Nein. Aber das Kanzleramt hat sich 2015 entschieden, parallel zu meinem Stab einen weiteren Flüchtlingsstab aufzubauen. Das hat die Arbeit intern nicht erleichtert.

Eine Konkurrenzsituation?

Das weniger. Denn wir sind als unabhängige Stelle mit der Querschnittsaufgabe Integration bei allen Gesetzesvorhaben dabei. Insofern reden wir bei allem mit, zum Beispiel beim Integrationsgesetz, bei dem das Innen- und das Arbeitsministerium federführend waren. Bei solchen Gesetzen werden wir sehr eingebunden und bringen wichtige Expertise ein.

Wäre ein eigenständiges Integrationsministerium nicht sinnvoller?

Ja, natürlich. Ich habe das schon vor eineinhalb Jahren gefordert. Es gibt kein Ressort, das mit Integration nichts zu tun hat, ob Familie, Bildung, Arbeit, Wirtschaft oder Inneres. Aber es gibt keine Stelle, wo die Themen Migration und Integration stringent gebündelt und federführend aufbereitet werden. Wir haben in dieser Frage gewissermaßen die zwei Pole globale Entwicklungszusammenarbeit vor Ort und Integrationspolitik hier. Dieses breite Themenspektrum sollte von einer zuständigen Stelle, von einem Ministerium, bearbeitet werden.

Würde die SPD, wenn sie wieder mitregierte, auf einem Integrationsministerium bestehen?

Es besteht Einigkeit in der Parteiführung, dass es künftig eine übergeordnete Stelle mit klaren Kompetenzen geben muss. Das muss kein Ministerium sein, kann aber. Ein Ministerium entsteht aber auch nicht über Nacht, sondern muss natürlich sehr ordentlich vorbereitet werden.

Die Migrations- und Flüchtlingspolitik ist ein ewiges Streitthema in der Koalition und auch in der Union. Innenminister Thomas de Maizière (CDU) forderte jüngst die Besinnung auf eine „deutsche Leitkultur“. Für Sie unerträglich?

Dieses Thema nervt mich vor allem, weil es in Wahlkämpfen immer wieder rausgekramt, aber nie mit konkreten Inhalten beantwortet wird, und nach der Wahl wieder in der Mottenkiste verschwindet. Dieser Populismus ärgert mich. Wir brauchen stattdessen eine ehrliche Debatte darüber, was wir von Einwanderern erwarten und was nicht. Aber Leitkultur bedeutet ja die Überhöhung von irgendetwas spezifisch Deutschem, ohne es konkret zu benennen.

Aufgaben ::
**a)** Geben Sie aus dem Interview zur Integrationspolitik den Abschnitt zwischen „Nein. Aber das“ und „wichtige Expertise ein.“, beide einschließlich, wortgetreu wieder.
**b)** Schreiben Sie die Fortsetzung des Interviews zur Integrationspolitik im Anschluss an dessen letzten Satz.
Die nachstehenden Zeilen haben mit dem Interview zur Integrationspolitik nichts zu tun.

Gespeicherte Daten ::
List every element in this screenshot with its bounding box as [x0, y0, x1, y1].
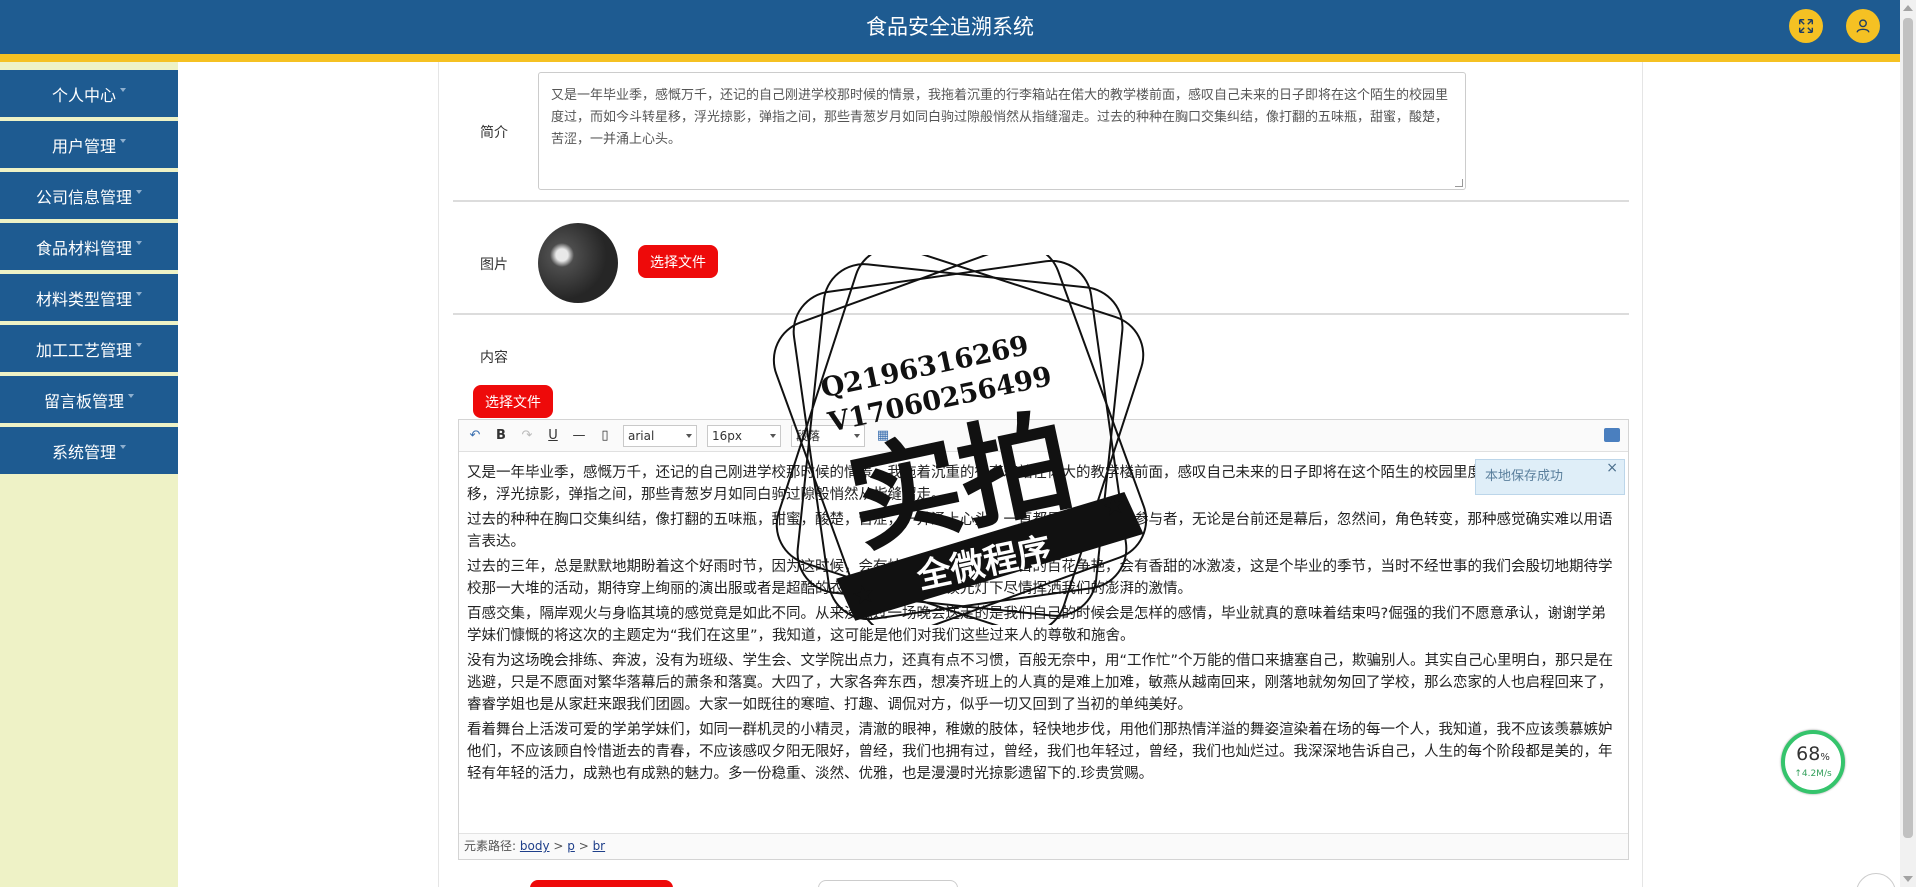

Die Antworten ::
**a)**
Nein. Aber das Kanzleramt hat sich 2015 entschieden, parallel zu meinem Stab einen weiteren Flüchtlingsstab aufzubauen. Das hat die Arbeit intern nicht erleichtert.

Eine Konkurrenzsituation?

Das weniger. Denn wir sind als unabhängige Stelle mit der Querschnittsaufgabe Integration bei allen Gesetzesvorhaben dabei. Insofern reden wir bei allem mit, zum Beispiel beim Integrationsgesetz, bei dem das Innen- und das Arbeitsministerium federführend waren. Bei solchen Gesetzen werden wir sehr eingebunden und bringen wichtige Expertise ein.

**b)**
Wie könnte das konkreter sein?

Klar ist doch: Die Basis ist das Grundgesetz und seine Werteordnung. Und darauf aufbauend müssen wir uns gemeinsam über viele Dinge verständigen, um Gegenwart und Zukunft zu gestalten. Das ist ein Gesellschaftsvertrag, den wir in Wahrheit brauchen.

Die CSU fordert Obergrenzen bei der Aufnahme von Flüchtlingen. Reiner Populismus?

Ich finde diesen Streit in der Union schon skurril. Frau Merkel sagt Nein, Herr Seehofer sagt für Bayern Ja. Die sind sich überhaupt nicht einig in der Union, die WählerInnen wissen deshalb nicht, was sie bekommen. Aus unserer Sicht ist eine Obergrenze vollkommen unrealistisch, deshalb ist sie für die SPD kein Thema.

Sie kandidieren bei der Bundestagswahl am 24. September zum zweiten Mal als Spitzenkandidatin der Hamburger SPD. Was sind die Wahlziele?

Mehr Gerechtigkeit auf allen Ebenen. Das fängt an bei der Bekämpfung von Armut speziell bei Frauen und Senioren hier in Deutschland durch neue Steuermodelle und höhere Renten und geht bis zum Einsatz für mehr Frieden im Nahen Osten und anderen Krisengebieten dieser Welt. Ganz wichtig ist auch kostenlose Bildung von der Kita bis zum Meister- oder Studienabschluss – und dabei ist ein ganz zentraler Punkt die Stärkung der beruflichen Ausbildung.

Um Wahlziele zu erreichen, muss man regieren – mit wem will die SPD?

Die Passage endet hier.